-- Page extract start --
Why is Facebook’s e-commerce offering so disappointing?

/// Why is Facebook’s e-commerce offering so disappointing?

February 18, 2013  |  Blog

Facebook probably has high expectations for e-commerce, but it seems that either it, or the brands and businesses present on the social networking site, are out of sync.

Some commentators see enormous growth opportunities; consultants Booz & Company predict global social commerce sales will be $30 billion in 2015. Others, however, see huge effort for no return. Retail giants like the Gap, or the department store chain JC Penny and Nordstrom have closed their Facebook shops. And a recent study by W3B suggests that just two percent of Facebook’s 1.5 billion users have ever even made a purchase through the social network.

My company has more than 2,000 shops on Facebook, and yet we see more orders from New Zealand, where we have no marketing, no sales presence and no country-specific website, than we do from Facebook.

So where is Facebook’s e-commerce effort missing the mark? There are two key questions: Is Facebook even the right forum for shopping, and if so, are companies trying hard enough?

Commerce versus culture

While the social media marketing manager dreams of millions of loyal customers eagerly sucking up any new product and enthusiastically passing it on to their stable of 140 friends, in reality, most Facebook visitors pop in for a virtual beer with a buddy, or to share and compare cats or holiday photos.

It’s not particularly active communication, and there’s not a direct opportunity to buy anything. It shouldn’t be surprising then that any current F-commerce successes are typically limited to “quick wins” where a visitor is already motivated by the offer of specific deals or the latest iPad sweepstakes.

Sticking to the metaphor of Facebook as a bar, companies have to accept that people generally aren’t receptive to an inappropriate sales pitch while trying to relax. (When was the last time you saw a bank representative rocking out in the club and then turning around and offering their financial services products?) Even a good friend would be de-friended if they pushed their own projects or purchases too often, or even worse, used affiliate links to earn five to seven percent commission by selling to a “friend.”

Making the commonplace complex

That said, Facebook is failing brands by making it difficult to engage in e-commerce on the site. It’s very hard for businesses to highlight that they even have a shop, and every redesign on the site involves yet another reworking of one.

Facebook also wants all transactions to be carried out via their own checkout system. And since other methods of checking out aren’t integrated to use Facebook registration as a common login, customers are also forced to go through multiple logins for delivery and payment info. This tedious, frustrating process is a conversion killer that leaves the consumer better off going out of Facebook to shop where the process is more streamlined and reliable.

A lack of natural navigation for visitors, both in finding a shop and checking out, is another failing for F-commerce. Consumers have experienced enough good communication to expect easy-to-use shopping. When they don’t get it, they just go elsewhere.
-- Page extract end --
Write the next part of the blog post on Facebook's e-commerce shortcomings, picking up after its final sentence.
-- Recorded data start --
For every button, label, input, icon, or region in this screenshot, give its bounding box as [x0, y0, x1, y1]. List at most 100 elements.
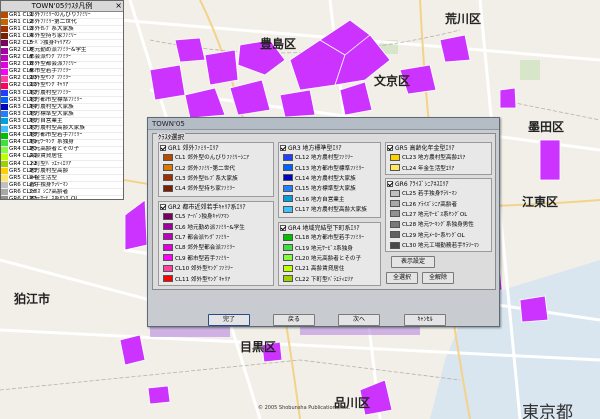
-- Recorded data end --
**Task response**:
And finally, while Facebook credits may have advantages when it comes to virtual goods and micropayment, it’s doubtful the average consumer really wants do deal with yet another form of currency. (As someone who does business in France, Germany, the UK and the U.S., I already have three, thank you very much.)

Unsurprisingly, these difficulties mean that brands and retailers aren’t doing very much on Facebook. If you make it too hard, consumers will never discover that they can buy on the site, and brands will shy away from investment, especially when they see no return.

Why there’s still hope

Despite all those negative setbacks, I’d argue still that the conditions are right for f-commerce:

Facebook still has a very high, loyal and active user base. If you have customers, it is more than likely that they’re on Facebook. It is also possible that they react to pure advertisement differently than to real content.

More and more people are now buying from the living room (and soon probably even from the bar). For many of them Facebook could be the first place to look for an opportunity to make a purchase, or one of the most important starting points.

And while they currently aren’t making many purchases, many Facebook visitors happily talk about brands, recommend products, and share shopping experiences on Facebook. It’s ripe for a well-designed ecommerce approach.

So what can Facebook do to help brands experience better F-commerce? It definitely needs a more friendly way to integrate a shop. The eBay setup, for example, is much easier for retailers to edit and build a section where customers can easily shop online. And Facebook could improve its mobile offering, as the rise of the tablet begins to dictate online sales.

We all know that brands need to maintain their relevance on Facebook with engaging and topical content that activates fans, makes them into advocates and creates a presence for the brand via their fans’ news streams. Yet, so far we haven’t come across anyone in ecommerce who’s truly excited by Facebook. Facebook has to change that if it’s going to make e-commerce a success.

Link: Why is Facebook’s e-commerce offering so disappointing?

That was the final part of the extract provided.